页面正文>
____

[发明专利]一种用于体外转录mRNA的载体及其构建方法、利用载体转录得到mRNA的方法和应用

权利要求书

1.一种用于体外转录mRNA的载体，其特征在于，将5'UTR序列、目的基因序列、3'UTR序列和polyA序列顺次连接到载体中，得到用于体外转录mRNA的载体；

所述5'UTR序列的核苷酸序列如SEQ ID No.1所示；

所述3'UTR序列的核苷酸序列如SEQ ID No.3所示；

所述polyA序列的核苷酸序列如SEQ ID No.4所示。

2.权利要求1所述的用于体外转录mRNA的载体的构建方法，其特征在于，包括以下步骤：

1)采用XbalI和BamHI-HF酶切5'UTR质粒，得到5'UTR序列；

采用BamHI-HF和AscI酶切目的基因质粒，得到目的基因序列；

采用AscI和EcoRI-HF酶切3'UTR质粒，得到3'UTR序列；

采用EcoRI-HF和NotI-HF酶切polyA质粒，得到polyA序列；

采用XbalI和NotI酶对载体进行酶切，得到酶切载体；

2)将所述步骤1)得到的5'UTR序列、目的基因序列、3'UTR序列、polyA序列和酶切载体用T4连接酶连接，得到用于体外转录mRNA的载体。

3.根据权利要求2所述的构建方法，其特征在于，所述步骤2)连接的体系每10μl包括：浓度为200ng/μl的5'UTR序列溶液1.5μl、浓度为200ng/μl的3'UTR序列溶液1.5μl、浓度为200ng/ul的目的基因序列溶液1.5μl、浓度为200ng/μl的polyA序列溶液1.5μl、1μl T4连接酶、1μl 10×T4连接酶缓冲液和浓度为100ng/μl的酶切载体2μl；

所述连接的条件包括：37℃连接1h。

4.根据权利要求2所述的构建方法，其特征在于，所述步骤1)

____

[边界框预测数据]
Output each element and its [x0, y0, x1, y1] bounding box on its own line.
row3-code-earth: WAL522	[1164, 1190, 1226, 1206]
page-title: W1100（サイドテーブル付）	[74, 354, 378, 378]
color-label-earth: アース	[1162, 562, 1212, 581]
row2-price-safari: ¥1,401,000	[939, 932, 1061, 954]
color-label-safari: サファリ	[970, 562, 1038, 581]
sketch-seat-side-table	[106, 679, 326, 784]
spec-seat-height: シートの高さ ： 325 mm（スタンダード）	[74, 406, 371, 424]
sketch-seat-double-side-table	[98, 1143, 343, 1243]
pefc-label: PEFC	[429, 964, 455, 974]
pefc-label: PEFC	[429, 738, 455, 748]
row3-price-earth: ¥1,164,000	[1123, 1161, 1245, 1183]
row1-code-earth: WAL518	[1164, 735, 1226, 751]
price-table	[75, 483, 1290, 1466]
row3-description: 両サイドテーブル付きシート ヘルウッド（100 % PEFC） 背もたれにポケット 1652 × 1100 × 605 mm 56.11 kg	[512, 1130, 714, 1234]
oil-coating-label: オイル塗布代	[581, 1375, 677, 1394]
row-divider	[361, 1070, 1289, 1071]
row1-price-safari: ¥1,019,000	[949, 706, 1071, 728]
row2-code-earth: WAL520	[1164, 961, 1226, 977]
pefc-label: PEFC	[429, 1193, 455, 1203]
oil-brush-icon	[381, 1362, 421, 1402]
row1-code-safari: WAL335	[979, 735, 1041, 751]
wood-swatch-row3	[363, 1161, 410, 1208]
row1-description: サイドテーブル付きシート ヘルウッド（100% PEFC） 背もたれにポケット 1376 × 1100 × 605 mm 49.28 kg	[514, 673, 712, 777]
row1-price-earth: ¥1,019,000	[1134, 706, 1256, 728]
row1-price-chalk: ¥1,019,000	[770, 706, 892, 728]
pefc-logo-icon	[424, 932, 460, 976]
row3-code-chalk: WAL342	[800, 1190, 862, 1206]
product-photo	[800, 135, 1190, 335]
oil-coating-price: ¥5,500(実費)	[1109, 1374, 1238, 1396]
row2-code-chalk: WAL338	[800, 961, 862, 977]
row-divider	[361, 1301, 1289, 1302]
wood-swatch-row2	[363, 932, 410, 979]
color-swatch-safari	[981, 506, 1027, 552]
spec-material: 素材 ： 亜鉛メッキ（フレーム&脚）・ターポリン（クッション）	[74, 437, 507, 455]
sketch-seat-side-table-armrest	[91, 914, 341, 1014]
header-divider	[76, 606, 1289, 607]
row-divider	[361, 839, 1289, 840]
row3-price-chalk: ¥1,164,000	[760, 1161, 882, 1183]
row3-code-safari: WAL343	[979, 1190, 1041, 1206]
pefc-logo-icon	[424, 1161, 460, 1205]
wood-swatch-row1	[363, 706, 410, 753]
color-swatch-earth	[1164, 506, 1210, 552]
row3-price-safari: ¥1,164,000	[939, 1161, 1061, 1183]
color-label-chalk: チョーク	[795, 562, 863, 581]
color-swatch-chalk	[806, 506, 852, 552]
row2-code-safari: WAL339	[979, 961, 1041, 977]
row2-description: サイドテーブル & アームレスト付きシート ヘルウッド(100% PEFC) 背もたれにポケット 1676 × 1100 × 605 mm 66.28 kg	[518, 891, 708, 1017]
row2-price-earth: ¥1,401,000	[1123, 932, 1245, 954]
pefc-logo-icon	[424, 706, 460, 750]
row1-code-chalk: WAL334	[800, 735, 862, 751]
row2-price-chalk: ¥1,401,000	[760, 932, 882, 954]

____

任务要求>
[1] 用两句话概括这段关于体外转录mRNA载体的专利权利要求。
[2] 在这段专利权利要求中，步骤2)的连接条件是什么？
[3] 请接着这段关于体外转录mRNA载体的专利权利要求往下写。

参考答案>
[1] 该专利要求保护一种用于体外转录mRNA的载体，它由5'UTR序列、目的基因序列、3'UTR序列和polyA序列顺次连接到载体中得到。其构建方法是先用相应的限制性内切酶分别酶切各质粒和载体，再用T4连接酶把得到的各序列与酶切载体连接起来。

[2] 37℃连接1h。

[3]
5'UTR质粒的核苷酸序列如SEQ ID No.5所示；

所述3'UTR质粒的核苷酸序列如SEQ ID No.7所示；

所述polyA质粒的核苷酸序列如SEQ ID No.8所示。

5.一种利用权利要求1所述的用于体外转录mRNA的载体转录得到mRNA的方法，其特征在于，包括以下步骤：

a、将权利要求1所述的用于体外转录mRNA的载体进行线性化处理，得到线性化载体；

b、将所述步骤a得到的线性化载体在37℃下金属浴4h，将得到的金属浴产物与DNA酶混合后在37℃下孵育15min，得到孵育物，将所述孵育物进行纯化，得到纯化物，将所述纯化物经去磷酸化酶在37℃下处理30min，得到处理物，将所述处理物纯化后，得到mRNA。

6.根据权利要求5所述的方法，其特征在于，所述金属浴的体系每40μl包括：浓度为1μg/μl的线性化载体溶液1μl、19μl Nuclease-free water、酶活为40U的RNase inhibitor 1μl、11μl NTP混合液、4μl 10×反应缓冲液、4μl 10×T7 RNA聚合酶混合物；

所述NTP混合液每11μl包括：浓度为75mM的ATP 4μl、浓度为75mM的GTP 1μl、浓度为100mM的Me-CTP 3μl和浓度为100mM的Pesudo-UTP3μl。

7.根据权利要求5所述的方法，其特征在于，所述线性化处理包括：将所述用于体外转录mRNA的载体进行PCR扩增，得到扩增产物，将所述扩增产物进行酶切，得到线性化载体；

所述PCR扩增使用的体系每20μl包括：10μl 2×Pfu PCR MasterMix、浓度为10μM的上游引物M13F 1μl、浓度为10μM的下游引物M13R 1μl、7μl超纯水和浓度为50ng/ul的用于体外转录mRNA的载体1μl；

所述PCR扩增的程序包括：94℃5min；94℃30s，57℃30s，72℃2min，30个循环；72℃10min。